* Activity *
Return every line below exactly, leaving nothing out.

########

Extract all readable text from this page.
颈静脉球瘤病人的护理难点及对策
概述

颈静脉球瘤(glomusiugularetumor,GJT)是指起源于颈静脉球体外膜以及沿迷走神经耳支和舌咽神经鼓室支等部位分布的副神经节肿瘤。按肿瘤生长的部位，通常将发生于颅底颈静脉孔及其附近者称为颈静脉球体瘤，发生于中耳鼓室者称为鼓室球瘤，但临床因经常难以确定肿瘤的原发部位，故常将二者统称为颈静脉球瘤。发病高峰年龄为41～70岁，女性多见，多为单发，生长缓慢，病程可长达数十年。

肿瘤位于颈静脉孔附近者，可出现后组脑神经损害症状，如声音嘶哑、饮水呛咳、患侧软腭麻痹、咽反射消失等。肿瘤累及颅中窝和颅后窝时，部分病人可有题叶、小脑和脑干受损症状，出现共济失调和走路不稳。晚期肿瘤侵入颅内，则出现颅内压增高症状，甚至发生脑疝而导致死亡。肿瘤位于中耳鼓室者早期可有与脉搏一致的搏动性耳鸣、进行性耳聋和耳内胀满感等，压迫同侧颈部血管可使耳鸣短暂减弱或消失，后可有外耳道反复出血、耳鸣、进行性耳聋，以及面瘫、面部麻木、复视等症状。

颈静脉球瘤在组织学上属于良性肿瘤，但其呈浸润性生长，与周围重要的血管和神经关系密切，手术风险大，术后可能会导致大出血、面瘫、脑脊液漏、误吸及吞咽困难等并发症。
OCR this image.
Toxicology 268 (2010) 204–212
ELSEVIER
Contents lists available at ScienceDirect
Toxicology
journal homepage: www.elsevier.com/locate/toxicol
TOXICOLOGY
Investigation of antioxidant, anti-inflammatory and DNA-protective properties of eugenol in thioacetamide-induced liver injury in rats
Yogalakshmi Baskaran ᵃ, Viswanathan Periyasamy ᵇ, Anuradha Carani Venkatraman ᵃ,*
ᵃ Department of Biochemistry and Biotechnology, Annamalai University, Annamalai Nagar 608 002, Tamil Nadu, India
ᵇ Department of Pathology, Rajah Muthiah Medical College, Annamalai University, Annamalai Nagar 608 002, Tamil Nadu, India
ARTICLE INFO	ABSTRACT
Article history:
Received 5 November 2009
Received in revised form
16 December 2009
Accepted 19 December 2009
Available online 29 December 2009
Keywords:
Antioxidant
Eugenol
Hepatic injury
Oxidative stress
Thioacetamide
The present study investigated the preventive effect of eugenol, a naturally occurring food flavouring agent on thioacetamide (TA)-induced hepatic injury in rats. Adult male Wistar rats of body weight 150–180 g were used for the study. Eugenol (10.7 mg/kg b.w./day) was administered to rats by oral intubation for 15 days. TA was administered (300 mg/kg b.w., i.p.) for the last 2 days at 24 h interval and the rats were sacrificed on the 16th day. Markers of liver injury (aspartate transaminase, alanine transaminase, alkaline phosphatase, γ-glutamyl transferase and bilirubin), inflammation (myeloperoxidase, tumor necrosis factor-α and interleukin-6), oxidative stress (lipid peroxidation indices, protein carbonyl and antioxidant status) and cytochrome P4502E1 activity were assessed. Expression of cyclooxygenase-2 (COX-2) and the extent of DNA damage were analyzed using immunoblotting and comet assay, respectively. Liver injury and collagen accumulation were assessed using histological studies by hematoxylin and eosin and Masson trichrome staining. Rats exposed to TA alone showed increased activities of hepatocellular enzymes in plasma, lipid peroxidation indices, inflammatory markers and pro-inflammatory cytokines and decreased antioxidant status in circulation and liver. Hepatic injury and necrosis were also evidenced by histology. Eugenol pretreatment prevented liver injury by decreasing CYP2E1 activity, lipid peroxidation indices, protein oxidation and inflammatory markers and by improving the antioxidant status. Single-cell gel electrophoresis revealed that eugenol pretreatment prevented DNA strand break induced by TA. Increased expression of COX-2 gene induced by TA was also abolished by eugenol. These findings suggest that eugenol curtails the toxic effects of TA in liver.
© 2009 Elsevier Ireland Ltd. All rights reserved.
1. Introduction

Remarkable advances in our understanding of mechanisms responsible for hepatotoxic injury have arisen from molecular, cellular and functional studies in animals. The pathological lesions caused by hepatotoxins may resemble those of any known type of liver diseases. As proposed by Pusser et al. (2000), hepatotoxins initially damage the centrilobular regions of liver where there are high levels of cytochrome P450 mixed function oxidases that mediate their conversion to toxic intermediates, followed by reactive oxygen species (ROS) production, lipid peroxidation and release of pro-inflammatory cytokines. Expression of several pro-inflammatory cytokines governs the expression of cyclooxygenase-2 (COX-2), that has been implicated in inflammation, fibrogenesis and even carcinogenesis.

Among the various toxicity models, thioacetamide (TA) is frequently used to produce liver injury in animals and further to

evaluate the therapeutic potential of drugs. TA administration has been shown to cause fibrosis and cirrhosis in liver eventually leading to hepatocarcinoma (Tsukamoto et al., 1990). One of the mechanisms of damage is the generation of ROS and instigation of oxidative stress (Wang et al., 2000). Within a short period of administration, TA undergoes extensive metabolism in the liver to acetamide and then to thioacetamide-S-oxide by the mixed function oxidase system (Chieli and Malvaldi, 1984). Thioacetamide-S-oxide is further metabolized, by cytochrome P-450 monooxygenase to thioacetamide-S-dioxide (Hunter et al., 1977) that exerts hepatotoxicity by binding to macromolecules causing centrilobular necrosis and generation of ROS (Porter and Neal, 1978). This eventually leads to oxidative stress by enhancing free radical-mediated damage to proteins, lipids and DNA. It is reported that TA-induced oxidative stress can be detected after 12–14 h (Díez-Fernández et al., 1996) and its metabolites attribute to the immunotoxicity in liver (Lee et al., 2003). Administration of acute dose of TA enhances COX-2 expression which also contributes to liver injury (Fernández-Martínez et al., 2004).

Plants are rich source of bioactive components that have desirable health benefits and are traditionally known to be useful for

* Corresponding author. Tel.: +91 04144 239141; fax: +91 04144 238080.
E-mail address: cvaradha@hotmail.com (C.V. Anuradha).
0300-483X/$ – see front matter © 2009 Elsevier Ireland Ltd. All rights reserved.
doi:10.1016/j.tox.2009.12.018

########

* Result of this exercise *
Extract all readable text from this page.
颈静脉球瘤病人的护理难点及对策
概述

颈静脉球瘤(glomusiugularetumor,GJT)是指起源于颈静脉球体外膜以及沿迷走神经耳支和舌咽神经鼓室支等部位分布的副神经节肿瘤。按肿瘤生长的部位，通常将发生于颅底颈静脉孔及其附近者称为颈静脉球体瘤，发生于中耳鼓室者称为鼓室球瘤，但临床因经常难以确定肿瘤的原发部位，故常将二者统称为颈静脉球瘤。发病高峰年龄为41～70岁，女性多见，多为单发，生长缓慢，病程可长达数十年。

肿瘤位于颈静脉孔附近者，可出现后组脑神经损害症状，如声音嘶哑、饮水呛咳、患侧软腭麻痹、咽反射消失等。肿瘤累及颅中窝和颅后窝时，部分病人可有题叶、小脑和脑干受损症状，出现共济失调和走路不稳。晚期肿瘤侵入颅内，则出现颅内压增高症状，甚至发生脑疝而导致死亡。肿瘤位于中耳鼓室者早期可有与脉搏一致的搏动性耳鸣、进行性耳聋和耳内胀满感等，压迫同侧颈部血管可使耳鸣短暂减弱或消失，后可有外耳道反复出血、耳鸣、进行性耳聋，以及面瘫、面部麻木、复视等症状。

颈静脉球瘤在组织学上属于良性肿瘤，但其呈浸润性生长，与周围重要的血管和神经关系密切，手术风险大，术后可能会导致大出血、面瘫、脑脊液漏、误吸及吞咽困难等并发症。
OCR this image.
Toxicology 268 (2010) 204–212
ELSEVIER
Contents lists available at ScienceDirect
Toxicology
journal homepage: www.elsevier.com/locate/toxicol
TOXICOLOGY
Investigation of antioxidant, anti-inflammatory and DNA-protective properties of eugenol in thioacetamide-induced liver injury in rats
Yogalakshmi Baskaran ᵃ, Viswanathan Periyasamy ᵇ, Anuradha Carani Venkatraman ᵃ,*
ᵃ Department of Biochemistry and Biotechnology, Annamalai University, Annamalai Nagar 608 002, Tamil Nadu, India
ᵇ Department of Pathology, Rajah Muthiah Medical College, Annamalai University, Annamalai Nagar 608 002, Tamil Nadu, India
ARTICLE INFO	ABSTRACT
Article history:
Received 5 November 2009
Received in revised form
16 December 2009
Accepted 19 December 2009
Available online 29 December 2009
Keywords:
Antioxidant
Eugenol
Hepatic injury
Oxidative stress
Thioacetamide
The present study investigated the preventive effect of eugenol, a naturally occurring food flavouring agent on thioacetamide (TA)-induced hepatic injury in rats. Adult male Wistar rats of body weight 150–180 g were used for the study. Eugenol (10.7 mg/kg b.w./day) was administered to rats by oral intubation for 15 days. TA was administered (300 mg/kg b.w., i.p.) for the last 2 days at 24 h interval and the rats were sacrificed on the 16th day. Markers of liver injury (aspartate transaminase, alanine transaminase, alkaline phosphatase, γ-glutamyl transferase and bilirubin), inflammation (myeloperoxidase, tumor necrosis factor-α and interleukin-6), oxidative stress (lipid peroxidation indices, protein carbonyl and antioxidant status) and cytochrome P4502E1 activity were assessed. Expression of cyclooxygenase-2 (COX-2) and the extent of DNA damage were analyzed using immunoblotting and comet assay, respectively. Liver injury and collagen accumulation were assessed using histological studies by hematoxylin and eosin and Masson trichrome staining. Rats exposed to TA alone showed increased activities of hepatocellular enzymes in plasma, lipid peroxidation indices, inflammatory markers and pro-inflammatory cytokines and decreased antioxidant status in circulation and liver. Hepatic injury and necrosis were also evidenced by histology. Eugenol pretreatment prevented liver injury by decreasing CYP2E1 activity, lipid peroxidation indices, protein oxidation and inflammatory markers and by improving the antioxidant status. Single-cell gel electrophoresis revealed that eugenol pretreatment prevented DNA strand break induced by TA. Increased expression of COX-2 gene induced by TA was also abolished by eugenol. These findings suggest that eugenol curtails the toxic effects of TA in liver.
© 2009 Elsevier Ireland Ltd. All rights reserved.
1. Introduction

Remarkable advances in our understanding of mechanisms responsible for hepatotoxic injury have arisen from molecular, cellular and functional studies in animals. The pathological lesions caused by hepatotoxins may resemble those of any known type of liver diseases. As proposed by Pusser et al. (2000), hepatotoxins initially damage the centrilobular regions of liver where there are high levels of cytochrome P450 mixed function oxidases that mediate their conversion to toxic intermediates, followed by reactive oxygen species (ROS) production, lipid peroxidation and release of pro-inflammatory cytokines. Expression of several pro-inflammatory cytokines governs the expression of cyclooxygenase-2 (COX-2), that has been implicated in inflammation, fibrogenesis and even carcinogenesis.

Among the various toxicity models, thioacetamide (TA) is frequently used to produce liver injury in animals and further to

evaluate the therapeutic potential of drugs. TA administration has been shown to cause fibrosis and cirrhosis in liver eventually leading to hepatocarcinoma (Tsukamoto et al., 1990). One of the mechanisms of damage is the generation of ROS and instigation of oxidative stress (Wang et al., 2000). Within a short period of administration, TA undergoes extensive metabolism in the liver to acetamide and then to thioacetamide-S-oxide by the mixed function oxidase system (Chieli and Malvaldi, 1984). Thioacetamide-S-oxide is further metabolized, by cytochrome P-450 monooxygenase to thioacetamide-S-dioxide (Hunter et al., 1977) that exerts hepatotoxicity by binding to macromolecules causing centrilobular necrosis and generation of ROS (Porter and Neal, 1978). This eventually leads to oxidative stress by enhancing free radical-mediated damage to proteins, lipids and DNA. It is reported that TA-induced oxidative stress can be detected after 12–14 h (Díez-Fernández et al., 1996) and its metabolites attribute to the immunotoxicity in liver (Lee et al., 2003). Administration of acute dose of TA enhances COX-2 expression which also contributes to liver injury (Fernández-Martínez et al., 2004).

Plants are rich source of bioactive components that have desirable health benefits and are traditionally known to be useful for

* Corresponding author. Tel.: +91 04144 239141; fax: +91 04144 238080.
E-mail address: cvaradha@hotmail.com (C.V. Anuradha).
0300-483X/$ – see front matter © 2009 Elsevier Ireland Ltd. All rights reserved.
doi:10.1016/j.tox.2009.12.018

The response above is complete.